**Excerpts from a figure dataset:**
═══

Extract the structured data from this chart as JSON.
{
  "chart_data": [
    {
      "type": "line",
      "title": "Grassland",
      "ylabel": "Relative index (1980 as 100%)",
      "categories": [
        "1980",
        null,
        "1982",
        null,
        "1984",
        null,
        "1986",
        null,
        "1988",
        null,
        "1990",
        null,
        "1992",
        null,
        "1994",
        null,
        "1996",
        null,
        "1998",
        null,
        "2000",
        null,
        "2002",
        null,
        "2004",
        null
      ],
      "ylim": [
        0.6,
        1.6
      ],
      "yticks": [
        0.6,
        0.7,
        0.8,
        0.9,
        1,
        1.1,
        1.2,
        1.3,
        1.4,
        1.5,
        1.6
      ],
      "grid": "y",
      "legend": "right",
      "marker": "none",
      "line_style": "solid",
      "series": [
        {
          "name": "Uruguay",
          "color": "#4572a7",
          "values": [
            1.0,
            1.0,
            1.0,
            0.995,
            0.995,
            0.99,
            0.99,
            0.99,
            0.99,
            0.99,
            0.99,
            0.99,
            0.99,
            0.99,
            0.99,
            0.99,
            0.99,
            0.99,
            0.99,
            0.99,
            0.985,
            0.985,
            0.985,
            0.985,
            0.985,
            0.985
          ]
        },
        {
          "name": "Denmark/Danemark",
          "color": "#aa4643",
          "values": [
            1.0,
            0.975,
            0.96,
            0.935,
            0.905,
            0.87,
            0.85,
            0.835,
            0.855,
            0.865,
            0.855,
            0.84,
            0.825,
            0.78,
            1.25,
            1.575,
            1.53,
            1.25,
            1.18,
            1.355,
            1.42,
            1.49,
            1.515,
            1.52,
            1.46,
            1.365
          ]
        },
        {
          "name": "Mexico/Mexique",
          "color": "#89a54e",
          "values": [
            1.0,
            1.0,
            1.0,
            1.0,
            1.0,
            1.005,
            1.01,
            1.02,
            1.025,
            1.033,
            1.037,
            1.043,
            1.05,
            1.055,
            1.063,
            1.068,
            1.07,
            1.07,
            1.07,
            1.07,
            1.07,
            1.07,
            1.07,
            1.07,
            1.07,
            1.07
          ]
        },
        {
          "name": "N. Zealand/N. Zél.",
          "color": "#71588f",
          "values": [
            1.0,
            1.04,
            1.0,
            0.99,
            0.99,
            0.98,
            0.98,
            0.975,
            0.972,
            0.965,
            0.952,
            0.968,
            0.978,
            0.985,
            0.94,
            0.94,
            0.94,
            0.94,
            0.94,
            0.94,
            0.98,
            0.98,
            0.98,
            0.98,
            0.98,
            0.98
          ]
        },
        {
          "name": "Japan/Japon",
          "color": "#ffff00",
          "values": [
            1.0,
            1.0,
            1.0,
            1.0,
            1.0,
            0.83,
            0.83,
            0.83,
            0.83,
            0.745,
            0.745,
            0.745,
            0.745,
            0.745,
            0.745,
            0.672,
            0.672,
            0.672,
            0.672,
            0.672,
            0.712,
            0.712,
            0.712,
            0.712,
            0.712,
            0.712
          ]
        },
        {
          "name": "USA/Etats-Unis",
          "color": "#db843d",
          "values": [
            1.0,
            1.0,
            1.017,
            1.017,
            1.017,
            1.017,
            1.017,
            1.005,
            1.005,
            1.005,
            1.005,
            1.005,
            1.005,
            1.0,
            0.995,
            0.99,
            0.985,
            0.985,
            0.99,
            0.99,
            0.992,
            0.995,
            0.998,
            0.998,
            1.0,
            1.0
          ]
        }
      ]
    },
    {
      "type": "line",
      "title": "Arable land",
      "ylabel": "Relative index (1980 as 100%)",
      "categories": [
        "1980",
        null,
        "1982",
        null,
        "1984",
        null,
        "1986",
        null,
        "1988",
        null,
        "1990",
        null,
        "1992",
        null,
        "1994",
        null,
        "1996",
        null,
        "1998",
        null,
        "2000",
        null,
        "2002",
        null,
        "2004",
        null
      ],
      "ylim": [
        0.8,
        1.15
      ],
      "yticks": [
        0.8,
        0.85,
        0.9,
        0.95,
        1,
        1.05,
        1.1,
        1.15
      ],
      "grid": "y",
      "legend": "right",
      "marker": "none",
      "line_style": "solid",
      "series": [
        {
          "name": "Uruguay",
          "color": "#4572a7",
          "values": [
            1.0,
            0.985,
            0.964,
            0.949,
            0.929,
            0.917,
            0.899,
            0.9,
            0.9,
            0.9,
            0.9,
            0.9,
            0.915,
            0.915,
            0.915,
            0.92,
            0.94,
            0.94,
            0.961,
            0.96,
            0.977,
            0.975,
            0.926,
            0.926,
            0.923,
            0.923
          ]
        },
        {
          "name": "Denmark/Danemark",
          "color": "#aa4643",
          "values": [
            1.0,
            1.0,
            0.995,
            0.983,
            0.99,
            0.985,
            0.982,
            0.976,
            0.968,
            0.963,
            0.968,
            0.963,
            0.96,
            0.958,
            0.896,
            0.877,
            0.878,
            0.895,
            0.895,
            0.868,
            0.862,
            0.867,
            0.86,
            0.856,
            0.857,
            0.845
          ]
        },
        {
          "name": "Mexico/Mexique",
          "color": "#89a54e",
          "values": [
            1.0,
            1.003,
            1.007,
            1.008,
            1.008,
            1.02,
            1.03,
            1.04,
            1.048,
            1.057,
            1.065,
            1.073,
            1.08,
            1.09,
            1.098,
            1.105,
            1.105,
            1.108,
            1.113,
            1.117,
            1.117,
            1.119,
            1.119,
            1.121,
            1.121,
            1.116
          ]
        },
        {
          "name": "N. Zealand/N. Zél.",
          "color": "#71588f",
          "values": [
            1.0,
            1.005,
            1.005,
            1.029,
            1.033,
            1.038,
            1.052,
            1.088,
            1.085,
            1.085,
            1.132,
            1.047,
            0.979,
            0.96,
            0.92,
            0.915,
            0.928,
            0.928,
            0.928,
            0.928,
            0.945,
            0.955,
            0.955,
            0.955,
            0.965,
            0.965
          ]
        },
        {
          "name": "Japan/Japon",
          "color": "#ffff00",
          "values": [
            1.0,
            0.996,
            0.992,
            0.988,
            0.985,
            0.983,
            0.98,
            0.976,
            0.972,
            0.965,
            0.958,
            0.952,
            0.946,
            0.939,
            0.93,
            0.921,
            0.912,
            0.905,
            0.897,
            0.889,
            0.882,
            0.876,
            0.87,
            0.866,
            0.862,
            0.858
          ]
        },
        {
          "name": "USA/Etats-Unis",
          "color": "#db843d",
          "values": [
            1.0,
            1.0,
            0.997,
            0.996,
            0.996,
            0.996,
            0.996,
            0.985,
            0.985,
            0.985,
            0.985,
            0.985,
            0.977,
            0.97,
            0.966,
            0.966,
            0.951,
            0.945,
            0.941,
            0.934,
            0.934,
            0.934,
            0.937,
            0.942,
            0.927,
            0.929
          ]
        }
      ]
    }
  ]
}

═══

**INSTRUCTION:** Exact copies of all the records are required.

**SOLUTION FOR THIS EXERCISE:**
Extract the structured data from this chart as JSON.
{
  "chart_data": [
    {
      "type": "line",
      "title": "Grassland",
      "ylabel": "Relative index (1980 as 100%)",
      "categories": [
        "1980",
        null,
        "1982",
        null,
        "1984",
        null,
        "1986",
        null,
        "1988",
        null,
        "1990",
        null,
        "1992",
        null,
        "1994",
        null,
        "1996",
        null,
        "1998",
        null,
        "2000",
        null,
        "2002",
        null,
        "2004",
        null
      ],
      "ylim": [
        0.6,
        1.6
      ],
      "yticks": [
        0.6,
        0.7,
        0.8,
        0.9,
        1,
        1.1,
        1.2,
        1.3,
        1.4,
        1.5,
        1.6
      ],
      "grid": "y",
      "legend": "right",
      "marker": "none",
      "line_style": "solid",
      "series": [
        {
          "name": "Uruguay",
          "color": "#4572a7",
          "values": [
            1.0,
            1.0,
            1.0,
            0.995,
            0.995,
            0.99,
            0.99,
            0.99,
            0.99,
            0.99,
            0.99,
            0.99,
            0.99,
            0.99,
            0.99,
            0.99,
            0.99,
            0.99,
            0.99,
            0.99,
            0.985,
            0.985,
            0.985,
            0.985,
            0.985,
            0.985
          ]
        },
        {
          "name": "Denmark/Danemark",
          "color": "#aa4643",
          "values": [
            1.0,
            0.975,
            0.96,
            0.935,
            0.905,
            0.87,
            0.85,
            0.835,
            0.855,
            0.865,
            0.855,
            0.84,
            0.825,
            0.78,
            1.25,
            1.575,
            1.53,
            1.25,
            1.18,
            1.355,
            1.42,
            1.49,
            1.515,
            1.52,
            1.46,
            1.365
          ]
        },
        {
          "name": "Mexico/Mexique",
          "color": "#89a54e",
          "values": [
            1.0,
            1.0,
            1.0,
            1.0,
            1.0,
            1.005,
            1.01,
            1.02,
            1.025,
            1.033,
            1.037,
            1.043,
            1.05,
            1.055,
            1.063,
            1.068,
            1.07,
            1.07,
            1.07,
            1.07,
            1.07,
            1.07,
            1.07,
            1.07,
            1.07,
            1.07
          ]
        },
        {
          "name": "N. Zealand/N. Zél.",
          "color": "#71588f",
          "values": [
            1.0,
            1.04,
            1.0,
            0.99,
            0.99,
            0.98,
            0.98,
            0.975,
            0.972,
            0.965,
            0.952,
            0.968,
            0.978,
            0.985,
            0.94,
            0.94,
            0.94,
            0.94,
            0.94,
            0.94,
            0.98,
            0.98,
            0.98,
            0.98,
            0.98,
            0.98
          ]
        },
        {
          "name": "Japan/Japon",
          "color": "#ffff00",
          "values": [
            1.0,
            1.0,
            1.0,
            1.0,
            1.0,
            0.83,
            0.83,
            0.83,
            0.83,
            0.745,
            0.745,
            0.745,
            0.745,
            0.745,
            0.745,
            0.672,
            0.672,
            0.672,
            0.672,
            0.672,
            0.712,
            0.712,
            0.712,
            0.712,
            0.712,
            0.712
          ]
        },
        {
          "name": "USA/Etats-Unis",
          "color": "#db843d",
          "values": [
            1.0,
            1.0,
            1.017,
            1.017,
            1.017,
            1.017,
            1.017,
            1.005,
            1.005,
            1.005,
            1.005,
            1.005,
            1.005,
            1.0,
            0.995,
            0.99,
            0.985,
            0.985,
            0.99,
            0.99,
            0.992,
            0.995,
            0.998,
            0.998,
            1.0,
            1.0
          ]
        }
      ]
    },
    {
      "type": "line",
      "title": "Arable land",
      "ylabel": "Relative index (1980 as 100%)",
      "categories": [
        "1980",
        null,
        "1982",
        null,
        "1984",
        null,
        "1986",
        null,
        "1988",
        null,
        "1990",
        null,
        "1992",
        null,
        "1994",
        null,
        "1996",
        null,
        "1998",
        null,
        "2000",
        null,
        "2002",
        null,
        "2004",
        null
      ],
      "ylim": [
        0.8,
        1.15
      ],
      "yticks": [
        0.8,
        0.85,
        0.9,
        0.95,
        1,
        1.05,
        1.1,
        1.15
      ],
      "grid": "y",
      "legend": "right",
      "marker": "none",
      "line_style": "solid",
      "series": [
        {
          "name": "Uruguay",
          "color": "#4572a7",
          "values": [
            1.0,
            0.985,
            0.964,
            0.949,
            0.929,
            0.917,
            0.899,
            0.9,
            0.9,
            0.9,
            0.9,
            0.9,
            0.915,
            0.915,
            0.915,
            0.92,
            0.94,
            0.94,
            0.961,
            0.96,
            0.977,
            0.975,
            0.926,
            0.926,
            0.923,
            0.923
          ]
        },
        {
          "name": "Denmark/Danemark",
          "color": "#aa4643",
          "values": [
            1.0,
            1.0,
            0.995,
            0.983,
            0.99,
            0.985,
            0.982,
            0.976,
            0.968,
            0.963,
            0.968,
            0.963,
            0.96,
            0.958,
            0.896,
            0.877,
            0.878,
            0.895,
            0.895,
            0.868,
            0.862,
            0.867,
            0.86,
            0.856,
            0.857,
            0.845
          ]
        },
        {
          "name": "Mexico/Mexique",
          "color": "#89a54e",
          "values": [
            1.0,
            1.003,
            1.007,
            1.008,
            1.008,
            1.02,
            1.03,
            1.04,
            1.048,
            1.057,
            1.065,
            1.073,
            1.08,
            1.09,
            1.098,
            1.105,
            1.105,
            1.108,
            1.113,
            1.117,
            1.117,
            1.119,
            1.119,
            1.121,
            1.121,
            1.116
          ]
        },
        {
          "name": "N. Zealand/N. Zél.",
          "color": "#71588f",
          "values": [
            1.0,
            1.005,
            1.005,
            1.029,
            1.033,
            1.038,
            1.052,
            1.088,
            1.085,
            1.085,
            1.132,
            1.047,
            0.979,
            0.96,
            0.92,
            0.915,
            0.928,
            0.928,
            0.928,
            0.928,
            0.945,
            0.955,
            0.955,
            0.955,
            0.965,
            0.965
          ]
        },
        {
          "name": "Japan/Japon",
          "color": "#ffff00",
          "values": [
            1.0,
            0.996,
            0.992,
            0.988,
            0.985,
            0.983,
            0.98,
            0.976,
            0.972,
            0.965,
            0.958,
            0.952,
            0.946,
            0.939,
            0.93,
            0.921,
            0.912,
            0.905,
            0.897,
            0.889,
            0.882,
            0.876,
            0.87,
            0.866,
            0.862,
            0.858
          ]
        },
        {
          "name": "USA/Etats-Unis",
          "color": "#db843d",
          "values": [
            1.0,
            1.0,
            0.997,
            0.996,
            0.996,
            0.996,
            0.996,
            0.985,
            0.985,
            0.985,
            0.985,
            0.985,
            0.977,
            0.97,
            0.966,
            0.966,
            0.951,
            0.945,
            0.941,
            0.934,
            0.934,
            0.934,
            0.937,
            0.942,
            0.927,
            0.929
          ]
        }
      ]
    }
  ]
}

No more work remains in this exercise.